═══ MATERIAL FOR THIS TASK

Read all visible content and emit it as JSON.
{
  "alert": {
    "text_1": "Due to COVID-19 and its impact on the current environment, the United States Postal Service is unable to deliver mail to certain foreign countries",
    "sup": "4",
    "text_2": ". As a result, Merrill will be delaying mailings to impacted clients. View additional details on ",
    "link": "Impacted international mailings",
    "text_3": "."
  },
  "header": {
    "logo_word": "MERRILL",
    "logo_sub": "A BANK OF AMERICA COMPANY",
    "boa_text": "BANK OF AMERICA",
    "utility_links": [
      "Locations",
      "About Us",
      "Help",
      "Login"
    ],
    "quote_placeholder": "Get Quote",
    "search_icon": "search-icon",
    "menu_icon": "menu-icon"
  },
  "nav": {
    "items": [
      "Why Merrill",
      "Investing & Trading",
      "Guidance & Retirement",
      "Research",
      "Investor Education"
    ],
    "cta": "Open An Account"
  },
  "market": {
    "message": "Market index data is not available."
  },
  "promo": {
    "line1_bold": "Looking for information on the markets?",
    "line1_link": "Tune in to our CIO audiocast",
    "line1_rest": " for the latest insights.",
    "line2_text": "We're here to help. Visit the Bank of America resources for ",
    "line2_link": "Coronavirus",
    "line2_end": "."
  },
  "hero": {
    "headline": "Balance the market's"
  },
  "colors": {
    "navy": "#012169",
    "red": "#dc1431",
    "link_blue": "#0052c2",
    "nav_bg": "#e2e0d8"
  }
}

══════
═══ MATERIAL FOR THIS TASK

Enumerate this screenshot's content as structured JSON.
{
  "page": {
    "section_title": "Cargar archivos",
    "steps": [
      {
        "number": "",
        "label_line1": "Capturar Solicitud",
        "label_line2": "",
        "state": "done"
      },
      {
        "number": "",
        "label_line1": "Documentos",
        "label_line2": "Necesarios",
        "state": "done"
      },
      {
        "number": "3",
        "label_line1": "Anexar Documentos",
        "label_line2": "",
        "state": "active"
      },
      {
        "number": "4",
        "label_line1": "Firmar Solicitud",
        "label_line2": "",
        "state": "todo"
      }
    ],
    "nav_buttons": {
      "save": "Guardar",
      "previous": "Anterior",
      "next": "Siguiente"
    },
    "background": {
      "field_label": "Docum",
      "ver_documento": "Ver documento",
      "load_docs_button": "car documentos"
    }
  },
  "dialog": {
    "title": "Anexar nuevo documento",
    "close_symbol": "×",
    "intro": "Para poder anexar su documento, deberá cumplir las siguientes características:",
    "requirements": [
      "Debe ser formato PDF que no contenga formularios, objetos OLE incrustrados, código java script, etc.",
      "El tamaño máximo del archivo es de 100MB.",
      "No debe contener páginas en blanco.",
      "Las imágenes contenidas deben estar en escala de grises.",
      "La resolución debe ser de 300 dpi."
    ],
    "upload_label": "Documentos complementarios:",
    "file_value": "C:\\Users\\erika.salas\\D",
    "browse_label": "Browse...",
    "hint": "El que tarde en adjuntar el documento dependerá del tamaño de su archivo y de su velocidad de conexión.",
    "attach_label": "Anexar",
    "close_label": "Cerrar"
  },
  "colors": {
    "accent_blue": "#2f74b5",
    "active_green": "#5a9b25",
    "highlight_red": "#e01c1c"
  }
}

══════
═══ MATERIAL FOR THIS TASK

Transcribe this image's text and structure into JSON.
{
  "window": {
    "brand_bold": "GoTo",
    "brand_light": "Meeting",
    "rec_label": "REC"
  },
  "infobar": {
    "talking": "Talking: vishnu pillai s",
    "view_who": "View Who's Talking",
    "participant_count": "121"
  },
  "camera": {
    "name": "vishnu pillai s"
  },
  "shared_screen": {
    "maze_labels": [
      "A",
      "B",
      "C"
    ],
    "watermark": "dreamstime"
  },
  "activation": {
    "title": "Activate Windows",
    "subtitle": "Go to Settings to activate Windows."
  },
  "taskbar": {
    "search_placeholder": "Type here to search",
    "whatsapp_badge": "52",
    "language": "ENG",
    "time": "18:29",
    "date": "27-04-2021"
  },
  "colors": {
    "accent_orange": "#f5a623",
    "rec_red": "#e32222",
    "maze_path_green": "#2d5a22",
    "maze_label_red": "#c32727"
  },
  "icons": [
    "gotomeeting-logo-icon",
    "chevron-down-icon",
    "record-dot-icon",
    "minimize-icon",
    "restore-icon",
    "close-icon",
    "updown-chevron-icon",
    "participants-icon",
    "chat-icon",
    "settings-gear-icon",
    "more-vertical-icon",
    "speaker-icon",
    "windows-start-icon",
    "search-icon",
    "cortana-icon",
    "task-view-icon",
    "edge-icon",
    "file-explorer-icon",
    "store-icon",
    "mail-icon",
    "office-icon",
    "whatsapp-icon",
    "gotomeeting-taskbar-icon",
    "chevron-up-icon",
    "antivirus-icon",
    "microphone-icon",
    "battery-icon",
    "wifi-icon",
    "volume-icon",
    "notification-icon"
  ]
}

══════

> **AIM OF THE EXERCISE**
Copy every line of the data above in which the string "vishnu" appears.

> **FINAL ANSWER**
    "talking": "Talking: vishnu pillai s",
    "name": "vishnu pillai s"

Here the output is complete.